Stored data
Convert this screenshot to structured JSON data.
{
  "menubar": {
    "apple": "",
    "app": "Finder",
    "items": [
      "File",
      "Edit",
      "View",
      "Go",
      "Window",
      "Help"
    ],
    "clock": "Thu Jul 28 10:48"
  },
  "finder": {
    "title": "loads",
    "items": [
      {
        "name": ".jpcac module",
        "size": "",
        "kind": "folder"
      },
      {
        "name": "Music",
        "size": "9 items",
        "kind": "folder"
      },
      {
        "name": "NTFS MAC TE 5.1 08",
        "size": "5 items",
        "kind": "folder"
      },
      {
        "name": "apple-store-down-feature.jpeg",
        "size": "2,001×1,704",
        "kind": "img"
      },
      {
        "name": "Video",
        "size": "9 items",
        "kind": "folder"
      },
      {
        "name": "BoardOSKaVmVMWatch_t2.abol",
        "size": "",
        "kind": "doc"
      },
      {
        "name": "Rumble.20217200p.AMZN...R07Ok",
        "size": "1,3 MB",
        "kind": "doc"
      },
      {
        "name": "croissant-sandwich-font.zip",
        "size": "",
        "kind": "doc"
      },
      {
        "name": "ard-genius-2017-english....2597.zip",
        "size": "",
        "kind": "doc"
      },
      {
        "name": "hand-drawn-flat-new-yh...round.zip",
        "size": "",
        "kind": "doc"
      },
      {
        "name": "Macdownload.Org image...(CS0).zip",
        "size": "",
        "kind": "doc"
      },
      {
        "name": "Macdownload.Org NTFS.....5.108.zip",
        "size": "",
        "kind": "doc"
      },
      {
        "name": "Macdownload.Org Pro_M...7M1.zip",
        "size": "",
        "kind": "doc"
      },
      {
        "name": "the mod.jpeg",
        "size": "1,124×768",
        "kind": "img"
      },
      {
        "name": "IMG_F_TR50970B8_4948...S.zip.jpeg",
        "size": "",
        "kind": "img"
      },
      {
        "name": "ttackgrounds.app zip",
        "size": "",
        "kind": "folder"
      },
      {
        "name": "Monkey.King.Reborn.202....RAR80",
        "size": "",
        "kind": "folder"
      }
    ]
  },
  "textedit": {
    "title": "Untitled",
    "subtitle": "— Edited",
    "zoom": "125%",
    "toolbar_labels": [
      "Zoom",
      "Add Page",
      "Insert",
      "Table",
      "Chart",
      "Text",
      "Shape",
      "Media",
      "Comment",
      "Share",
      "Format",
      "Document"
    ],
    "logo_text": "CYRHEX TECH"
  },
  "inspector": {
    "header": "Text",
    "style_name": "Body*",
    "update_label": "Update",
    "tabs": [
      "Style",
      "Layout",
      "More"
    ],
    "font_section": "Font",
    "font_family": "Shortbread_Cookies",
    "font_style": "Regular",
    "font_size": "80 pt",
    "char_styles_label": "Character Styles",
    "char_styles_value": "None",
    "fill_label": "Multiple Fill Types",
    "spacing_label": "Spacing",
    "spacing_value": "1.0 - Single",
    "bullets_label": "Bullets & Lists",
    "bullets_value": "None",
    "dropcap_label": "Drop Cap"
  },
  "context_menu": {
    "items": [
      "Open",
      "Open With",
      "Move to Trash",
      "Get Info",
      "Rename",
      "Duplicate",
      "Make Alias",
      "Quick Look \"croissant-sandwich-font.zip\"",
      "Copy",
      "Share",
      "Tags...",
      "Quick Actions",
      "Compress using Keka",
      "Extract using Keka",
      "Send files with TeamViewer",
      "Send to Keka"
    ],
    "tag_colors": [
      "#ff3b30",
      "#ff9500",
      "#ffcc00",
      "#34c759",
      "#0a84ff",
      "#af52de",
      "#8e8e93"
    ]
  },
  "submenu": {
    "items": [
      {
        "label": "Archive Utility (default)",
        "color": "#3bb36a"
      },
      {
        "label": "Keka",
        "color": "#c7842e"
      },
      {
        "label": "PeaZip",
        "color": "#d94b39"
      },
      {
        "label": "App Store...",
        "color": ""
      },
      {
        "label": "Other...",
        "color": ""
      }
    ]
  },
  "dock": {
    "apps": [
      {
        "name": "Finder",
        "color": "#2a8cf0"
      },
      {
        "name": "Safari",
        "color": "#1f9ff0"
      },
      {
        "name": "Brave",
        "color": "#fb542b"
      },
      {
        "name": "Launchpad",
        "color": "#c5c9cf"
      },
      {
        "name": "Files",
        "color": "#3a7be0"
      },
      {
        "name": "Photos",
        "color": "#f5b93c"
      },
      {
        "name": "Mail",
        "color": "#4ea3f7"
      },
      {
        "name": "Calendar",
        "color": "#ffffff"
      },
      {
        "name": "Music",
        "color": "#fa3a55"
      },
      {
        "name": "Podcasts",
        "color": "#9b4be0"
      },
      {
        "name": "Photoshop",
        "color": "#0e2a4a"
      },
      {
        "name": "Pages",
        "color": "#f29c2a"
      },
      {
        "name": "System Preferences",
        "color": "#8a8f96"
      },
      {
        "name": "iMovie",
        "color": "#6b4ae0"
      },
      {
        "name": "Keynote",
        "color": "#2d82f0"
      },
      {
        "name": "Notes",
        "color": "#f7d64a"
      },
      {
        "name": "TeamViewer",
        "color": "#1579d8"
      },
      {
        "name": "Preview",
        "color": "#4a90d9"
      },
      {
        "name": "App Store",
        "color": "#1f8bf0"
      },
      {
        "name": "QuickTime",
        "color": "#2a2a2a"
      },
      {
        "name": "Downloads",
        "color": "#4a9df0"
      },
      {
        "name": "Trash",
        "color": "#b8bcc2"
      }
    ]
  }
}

=== WHAT THIS TASK INVOLVES ===
Reproduce each entry exactly, leaving out nothing.

=== FINISHED EXERCISE ===
Convert this screenshot to structured JSON data.
{
  "menubar": {
    "apple": "",
    "app": "Finder",
    "items": [
      "File",
      "Edit",
      "View",
      "Go",
      "Window",
      "Help"
    ],
    "clock": "Thu Jul 28 10:48"
  },
  "finder": {
    "title": "loads",
    "items": [
      {
        "name": ".jpcac module",
        "size": "",
        "kind": "folder"
      },
      {
        "name": "Music",
        "size": "9 items",
        "kind": "folder"
      },
      {
        "name": "NTFS MAC TE 5.1 08",
        "size": "5 items",
        "kind": "folder"
      },
      {
        "name": "apple-store-down-feature.jpeg",
        "size": "2,001×1,704",
        "kind": "img"
      },
      {
        "name": "Video",
        "size": "9 items",
        "kind": "folder"
      },
      {
        "name": "BoardOSKaVmVMWatch_t2.abol",
        "size": "",
        "kind": "doc"
      },
      {
        "name": "Rumble.20217200p.AMZN...R07Ok",
        "size": "1,3 MB",
        "kind": "doc"
      },
      {
        "name": "croissant-sandwich-font.zip",
        "size": "",
        "kind": "doc"
      },
      {
        "name": "ard-genius-2017-english....2597.zip",
        "size": "",
        "kind": "doc"
      },
      {
        "name": "hand-drawn-flat-new-yh...round.zip",
        "size": "",
        "kind": "doc"
      },
      {
        "name": "Macdownload.Org image...(CS0).zip",
        "size": "",
        "kind": "doc"
      },
      {
        "name": "Macdownload.Org NTFS.....5.108.zip",
        "size": "",
        "kind": "doc"
      },
      {
        "name": "Macdownload.Org Pro_M...7M1.zip",
        "size": "",
        "kind": "doc"
      },
      {
        "name": "the mod.jpeg",
        "size": "1,124×768",
        "kind": "img"
      },
      {
        "name": "IMG_F_TR50970B8_4948...S.zip.jpeg",
        "size": "",
        "kind": "img"
      },
      {
        "name": "ttackgrounds.app zip",
        "size": "",
        "kind": "folder"
      },
      {
        "name": "Monkey.King.Reborn.202....RAR80",
        "size": "",
        "kind": "folder"
      }
    ]
  },
  "textedit": {
    "title": "Untitled",
    "subtitle": "— Edited",
    "zoom": "125%",
    "toolbar_labels": [
      "Zoom",
      "Add Page",
      "Insert",
      "Table",
      "Chart",
      "Text",
      "Shape",
      "Media",
      "Comment",
      "Share",
      "Format",
      "Document"
    ],
    "logo_text": "CYRHEX TECH"
  },
  "inspector": {
    "header": "Text",
    "style_name": "Body*",
    "update_label": "Update",
    "tabs": [
      "Style",
      "Layout",
      "More"
    ],
    "font_section": "Font",
    "font_family": "Shortbread_Cookies",
    "font_style": "Regular",
    "font_size": "80 pt",
    "char_styles_label": "Character Styles",
    "char_styles_value": "None",
    "fill_label": "Multiple Fill Types",
    "spacing_label": "Spacing",
    "spacing_value": "1.0 - Single",
    "bullets_label": "Bullets & Lists",
    "bullets_value": "None",
    "dropcap_label": "Drop Cap"
  },
  "context_menu": {
    "items": [
      "Open",
      "Open With",
      "Move to Trash",
      "Get Info",
      "Rename",
      "Duplicate",
      "Make Alias",
      "Quick Look \"croissant-sandwich-font.zip\"",
      "Copy",
      "Share",
      "Tags...",
      "Quick Actions",
      "Compress using Keka",
      "Extract using Keka",
      "Send files with TeamViewer",
      "Send to Keka"
    ],
    "tag_colors": [
      "#ff3b30",
      "#ff9500",
      "#ffcc00",
      "#34c759",
      "#0a84ff",
      "#af52de",
      "#8e8e93"
    ]
  },
  "submenu": {
    "items": [
      {
        "label": "Archive Utility (default)",
        "color": "#3bb36a"
      },
      {
        "label": "Keka",
        "color": "#c7842e"
      },
      {
        "label": "PeaZip",
        "color": "#d94b39"
      },
      {
        "label": "App Store...",
        "color": ""
      },
      {
        "label": "Other...",
        "color": ""
      }
    ]
  },
  "dock": {
    "apps": [
      {
        "name": "Finder",
        "color": "#2a8cf0"
      },
      {
        "name": "Safari",
        "color": "#1f9ff0"
      },
      {
        "name": "Brave",
        "color": "#fb542b"
      },
      {
        "name": "Launchpad",
        "color": "#c5c9cf"
      },
      {
        "name": "Files",
        "color": "#3a7be0"
      },
      {
        "name": "Photos",
        "color": "#f5b93c"
      },
      {
        "name": "Mail",
        "color": "#4ea3f7"
      },
      {
        "name": "Calendar",
        "color": "#ffffff"
      },
      {
        "name": "Music",
        "color": "#fa3a55"
      },
      {
        "name": "Podcasts",
        "color": "#9b4be0"
      },
      {
        "name": "Photoshop",
        "color": "#0e2a4a"
      },
      {
        "name": "Pages",
        "color": "#f29c2a"
      },
      {
        "name": "System Preferences",
        "color": "#8a8f96"
      },
      {
        "name": "iMovie",
        "color": "#6b4ae0"
      },
      {
        "name": "Keynote",
        "color": "#2d82f0"
      },
      {
        "name": "Notes",
        "color": "#f7d64a"
      },
      {
        "name": "TeamViewer",
        "color": "#1579d8"
      },
      {
        "name": "Preview",
        "color": "#4a90d9"
      },
      {
        "name": "App Store",
        "color": "#1f8bf0"
      },
      {
        "name": "QuickTime",
        "color": "#2a2a2a"
      },
      {
        "name": "Downloads",
        "color": "#4a9df0"
      },
      {
        "name": "Trash",
        "color": "#b8bcc2"
      }
    ]
  }
}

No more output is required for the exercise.